• [Exercise tasks]
#1 According to the judgment below, on what date was the case decided?
#2 List every case named in the judgment below, including the case the judgment itself decides.

LAWS(KER)-2010-11-429

STATE OF KERALA Vs. P D THOMAS

Decided On November 15, 2010
STATE OF KERALA Appellant
V/S
P. D. THOMAS Respondents

JUDGEMENT

(1.) The question raised is whether the Tribunal was justified in cancelling levy of tax under section 5A of the Kerala General Sales Tax Act, 1963, applying the decision of the Supreme Court in Surendra Modern Rice Mill's case which was decided by the Supreme Court along with Peekay Re-rolling Mills (P) Ltd. v. Assistant Commissioner,2007 6 VST 541. We have heard the Government Pleader appearing for the petitioner and Sri T. M. Sreedharan, counsel appearing for the respondent-assessee.

(Stored items from a collection)
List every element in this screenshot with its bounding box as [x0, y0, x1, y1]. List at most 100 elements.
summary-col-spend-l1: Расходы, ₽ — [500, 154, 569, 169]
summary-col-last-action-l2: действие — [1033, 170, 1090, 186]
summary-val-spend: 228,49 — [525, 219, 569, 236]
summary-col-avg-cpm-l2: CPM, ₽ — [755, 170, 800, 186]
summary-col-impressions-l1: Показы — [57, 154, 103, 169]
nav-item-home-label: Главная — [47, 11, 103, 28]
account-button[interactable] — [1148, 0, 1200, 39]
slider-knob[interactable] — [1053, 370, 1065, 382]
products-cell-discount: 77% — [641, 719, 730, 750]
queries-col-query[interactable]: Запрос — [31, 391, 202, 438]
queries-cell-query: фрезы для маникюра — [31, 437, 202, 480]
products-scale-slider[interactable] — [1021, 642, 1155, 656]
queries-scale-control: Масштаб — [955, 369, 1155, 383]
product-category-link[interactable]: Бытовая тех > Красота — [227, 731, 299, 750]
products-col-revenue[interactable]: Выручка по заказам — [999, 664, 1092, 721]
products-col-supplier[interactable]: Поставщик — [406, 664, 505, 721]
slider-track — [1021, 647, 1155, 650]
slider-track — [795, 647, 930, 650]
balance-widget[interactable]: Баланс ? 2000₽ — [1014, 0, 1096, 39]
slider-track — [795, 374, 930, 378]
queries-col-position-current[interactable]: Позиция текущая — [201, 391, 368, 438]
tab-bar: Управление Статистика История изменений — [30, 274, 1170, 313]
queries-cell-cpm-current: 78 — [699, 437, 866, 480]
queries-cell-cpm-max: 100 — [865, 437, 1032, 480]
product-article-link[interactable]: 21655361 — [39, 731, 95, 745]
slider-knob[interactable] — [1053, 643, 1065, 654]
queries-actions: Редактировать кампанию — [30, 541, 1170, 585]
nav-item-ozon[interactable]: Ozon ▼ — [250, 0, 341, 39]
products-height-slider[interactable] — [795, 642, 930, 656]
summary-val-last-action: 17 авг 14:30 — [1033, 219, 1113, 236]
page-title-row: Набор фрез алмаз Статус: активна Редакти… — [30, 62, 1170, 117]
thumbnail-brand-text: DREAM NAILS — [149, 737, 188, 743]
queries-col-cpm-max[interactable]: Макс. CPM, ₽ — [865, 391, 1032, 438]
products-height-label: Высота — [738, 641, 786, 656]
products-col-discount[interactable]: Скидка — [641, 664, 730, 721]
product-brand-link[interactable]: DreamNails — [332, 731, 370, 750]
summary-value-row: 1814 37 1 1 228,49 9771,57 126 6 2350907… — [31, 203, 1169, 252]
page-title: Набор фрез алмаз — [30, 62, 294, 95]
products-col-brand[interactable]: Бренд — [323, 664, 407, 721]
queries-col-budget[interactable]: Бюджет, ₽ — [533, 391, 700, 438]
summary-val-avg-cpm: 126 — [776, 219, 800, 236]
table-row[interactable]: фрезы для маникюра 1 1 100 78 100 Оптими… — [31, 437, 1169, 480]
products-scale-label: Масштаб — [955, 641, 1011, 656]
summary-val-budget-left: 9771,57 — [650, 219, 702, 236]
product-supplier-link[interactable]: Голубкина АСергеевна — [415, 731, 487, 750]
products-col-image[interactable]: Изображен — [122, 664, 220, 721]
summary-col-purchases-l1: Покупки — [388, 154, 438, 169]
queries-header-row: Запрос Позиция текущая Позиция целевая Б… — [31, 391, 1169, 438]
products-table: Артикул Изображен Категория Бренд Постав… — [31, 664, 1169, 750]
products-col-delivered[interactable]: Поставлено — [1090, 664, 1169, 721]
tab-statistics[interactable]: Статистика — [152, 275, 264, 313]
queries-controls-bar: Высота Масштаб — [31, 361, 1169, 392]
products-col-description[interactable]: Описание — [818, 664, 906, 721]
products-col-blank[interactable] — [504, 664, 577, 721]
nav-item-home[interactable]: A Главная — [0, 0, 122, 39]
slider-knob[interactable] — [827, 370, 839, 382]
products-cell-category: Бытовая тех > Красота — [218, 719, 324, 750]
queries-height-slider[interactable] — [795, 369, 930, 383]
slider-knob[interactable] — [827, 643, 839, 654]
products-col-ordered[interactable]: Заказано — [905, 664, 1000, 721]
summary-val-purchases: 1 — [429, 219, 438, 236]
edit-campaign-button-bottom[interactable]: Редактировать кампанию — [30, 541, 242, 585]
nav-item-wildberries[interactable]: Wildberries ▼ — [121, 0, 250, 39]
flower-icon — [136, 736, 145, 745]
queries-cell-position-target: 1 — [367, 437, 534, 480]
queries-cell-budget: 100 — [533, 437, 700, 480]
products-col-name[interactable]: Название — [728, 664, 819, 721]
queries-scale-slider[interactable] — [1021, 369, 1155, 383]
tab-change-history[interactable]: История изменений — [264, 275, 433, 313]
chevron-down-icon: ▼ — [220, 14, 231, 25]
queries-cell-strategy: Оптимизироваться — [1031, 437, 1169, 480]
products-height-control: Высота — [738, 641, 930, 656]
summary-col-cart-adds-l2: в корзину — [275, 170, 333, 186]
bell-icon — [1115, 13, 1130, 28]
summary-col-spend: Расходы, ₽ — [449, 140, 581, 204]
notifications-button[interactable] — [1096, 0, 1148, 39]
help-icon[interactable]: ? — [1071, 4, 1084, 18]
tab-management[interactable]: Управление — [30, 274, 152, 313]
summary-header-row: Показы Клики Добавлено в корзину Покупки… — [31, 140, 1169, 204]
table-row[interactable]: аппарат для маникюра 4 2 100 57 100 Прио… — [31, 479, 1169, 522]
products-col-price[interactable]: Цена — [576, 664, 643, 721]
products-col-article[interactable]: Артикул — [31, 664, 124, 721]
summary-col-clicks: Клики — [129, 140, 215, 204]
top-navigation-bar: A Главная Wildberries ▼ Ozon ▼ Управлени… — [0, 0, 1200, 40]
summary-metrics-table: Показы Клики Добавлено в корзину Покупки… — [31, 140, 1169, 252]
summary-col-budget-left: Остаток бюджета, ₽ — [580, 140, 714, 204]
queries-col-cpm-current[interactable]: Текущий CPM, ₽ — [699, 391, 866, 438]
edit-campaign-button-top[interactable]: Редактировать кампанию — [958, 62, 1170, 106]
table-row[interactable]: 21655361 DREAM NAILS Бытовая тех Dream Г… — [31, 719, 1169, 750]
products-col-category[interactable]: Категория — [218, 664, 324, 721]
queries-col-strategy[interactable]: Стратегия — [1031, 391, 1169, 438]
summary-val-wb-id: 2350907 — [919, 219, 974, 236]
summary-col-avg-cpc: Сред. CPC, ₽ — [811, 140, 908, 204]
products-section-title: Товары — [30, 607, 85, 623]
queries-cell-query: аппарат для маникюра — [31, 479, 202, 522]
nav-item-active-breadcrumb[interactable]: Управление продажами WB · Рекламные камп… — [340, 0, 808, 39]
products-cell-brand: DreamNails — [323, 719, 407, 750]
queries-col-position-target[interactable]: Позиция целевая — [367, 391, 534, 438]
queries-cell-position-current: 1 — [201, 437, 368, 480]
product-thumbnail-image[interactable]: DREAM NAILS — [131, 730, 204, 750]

• [Exercise answers]
#1 November 15, 2010

#2 State of Kerala Vs. P D Thomas; Surendra Modern Rice Mill's case; Peekay Re-rolling Mills (P) Ltd. v. Assistant Commissioner